#### SUPPLIED MATERIAL

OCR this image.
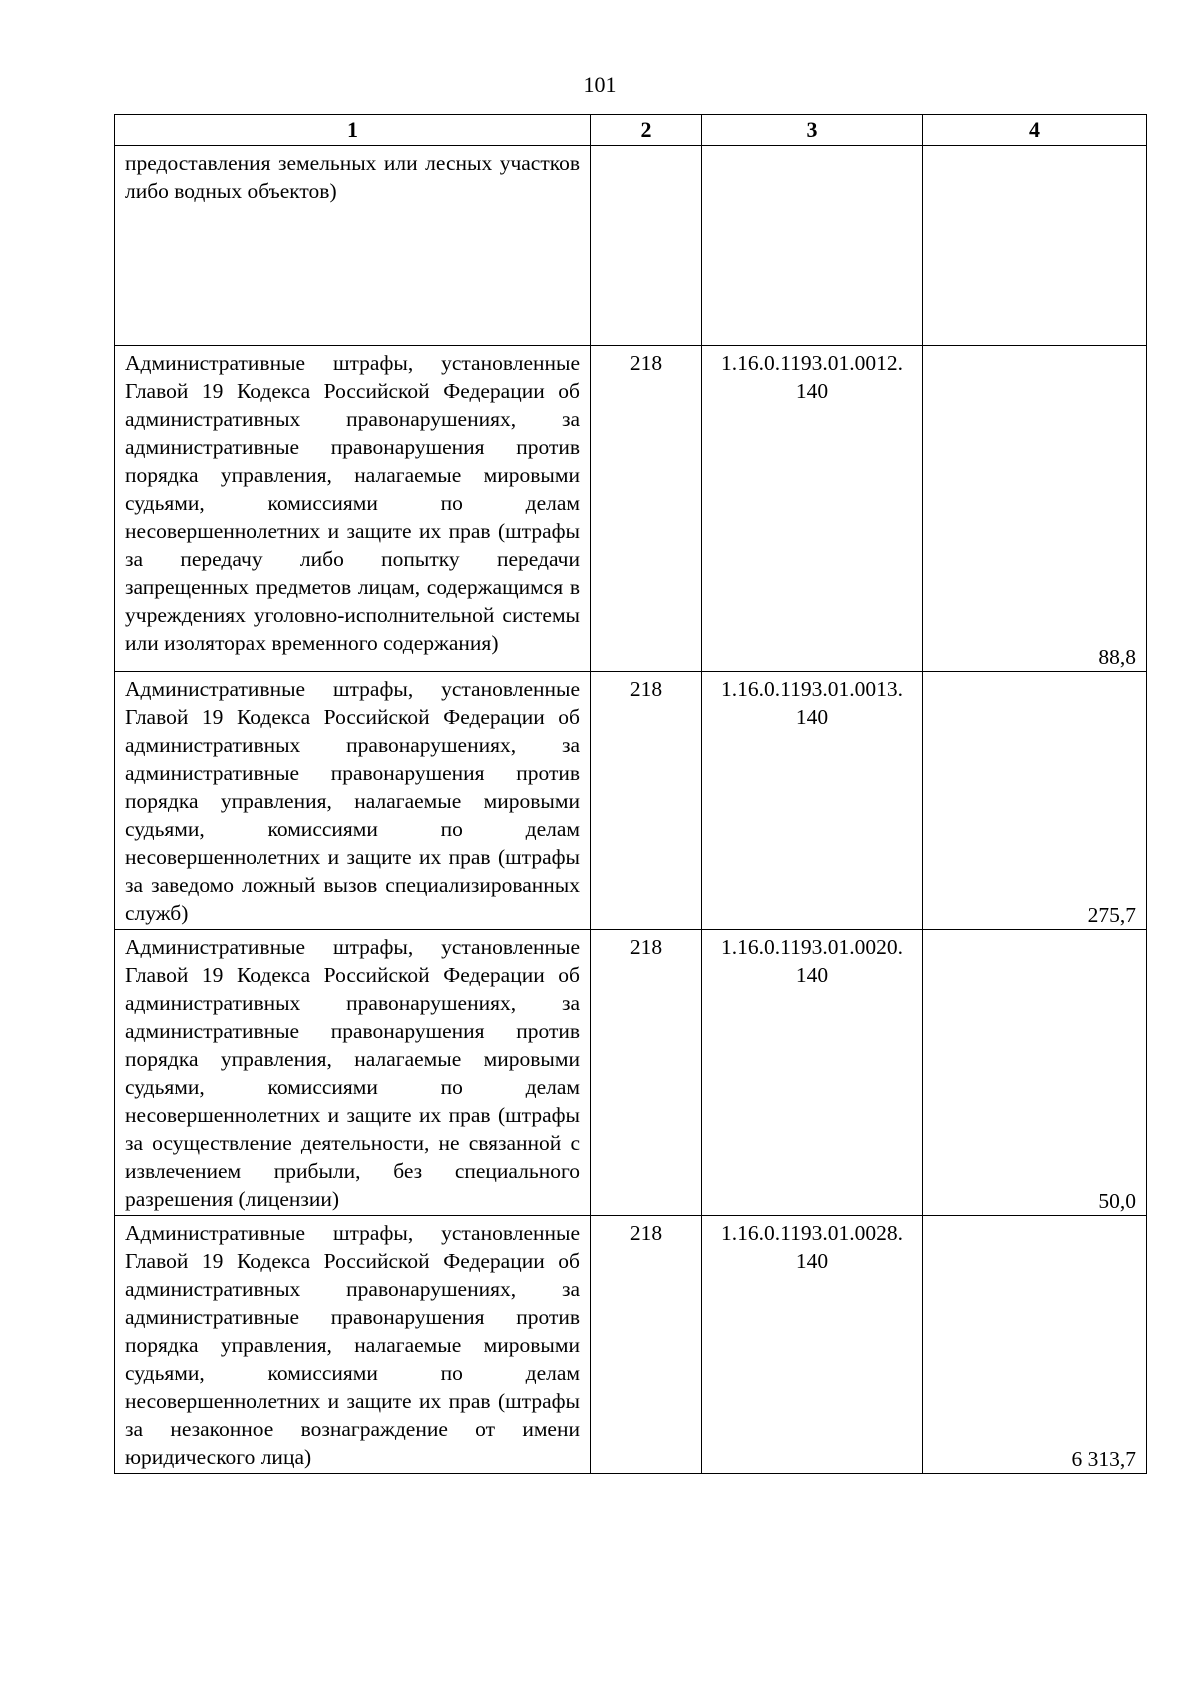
101
1	2	3	4

предоставления земельных или лесных участков либо водных объектов)			

Административные штрафы, установленные Главой 19 Кодекса Российской Федерации об административных правонарушениях, за административные правонарушения против порядка управления, налагаемые мировыми судьями, комиссиями по делам несовершеннолетних и защите их прав (штрафы за передачу либо попытку передачи запрещенных предметов лицам, содержащимся в учреждениях уголовно-исполнительной системы или изоляторах временного содержания)	218	1.16.0.1193.01.0012.
140	88,8

Административные штрафы, установленные Главой 19 Кодекса Российской Федерации об административных правонарушениях, за административные правонарушения против порядка управления, налагаемые мировыми судьями, комиссиями по делам несовершеннолетних и защите их прав (штрафы за заведомо ложный вызов специализированных служб)	218	1.16.0.1193.01.0013.
140	275,7

Административные штрафы, установленные Главой 19 Кодекса Российской Федерации об административных правонарушениях, за административные правонарушения против порядка управления, налагаемые мировыми судьями, комиссиями по делам несовершеннолетних и защите их прав (штрафы за осуществление деятельности, не связанной с извлечением прибыли, без специального разрешения (лицензии)	218	1.16.0.1193.01.0020.
140	50,0

Административные штрафы, установленные Главой 19 Кодекса Российской Федерации об административных правонарушениях, за административные правонарушения против порядка управления, налагаемые мировыми судьями, комиссиями по делам несовершеннолетних и защите их прав (штрафы за незаконное вознаграждение от имени юридического лица)	218	1.16.0.1193.01.0028.
140	6 313,7
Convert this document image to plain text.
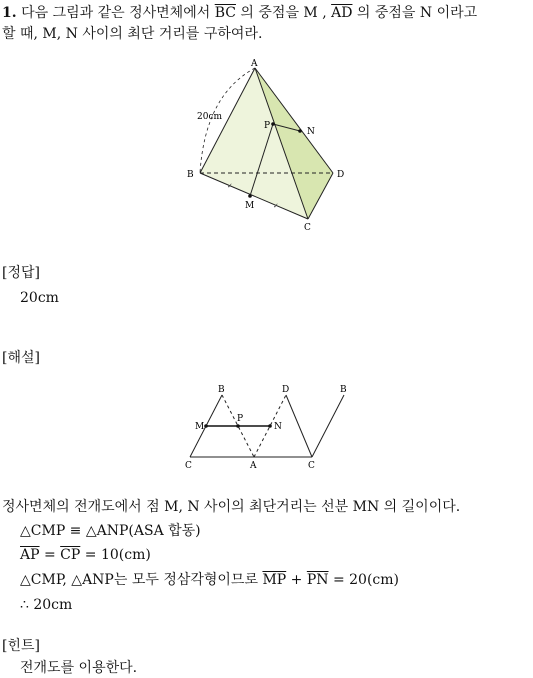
1. 다음 그림과 같은 정사면체에서 $\overline{BC}$ 의 중점을 M , $\overline{AD}$ 의 중점을 N 이라고
할 때, M, N 사이의 최단 거리를 구하여라.
✓
✓
A
B
C
D
M
P
N
20cm
[정답]
20cm
[해설]
B	D	B
M
P
N
C	A	C
정사면체의 전개도에서 점 M, N 사이의 최단거리는 선분 MN 의 길이이다.
△CMP ≡ △ANP(ASA 합동)
$\overline{AP} = \overline{CP} = 10(cm)$
△CMP, △ANP는 모두 정삼각형이므로 $\overline{MP} + \overline{PN} = 20(cm)$
∴ 20cm
[힌트]
전개도를 이용한다.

########

- WHAT THE EXERCISE ASKS -
Read the entries above, then pull out the lines that include "this".

- PROBLEM SOLUTION -
OCR this image.
Convert this document image to plain text.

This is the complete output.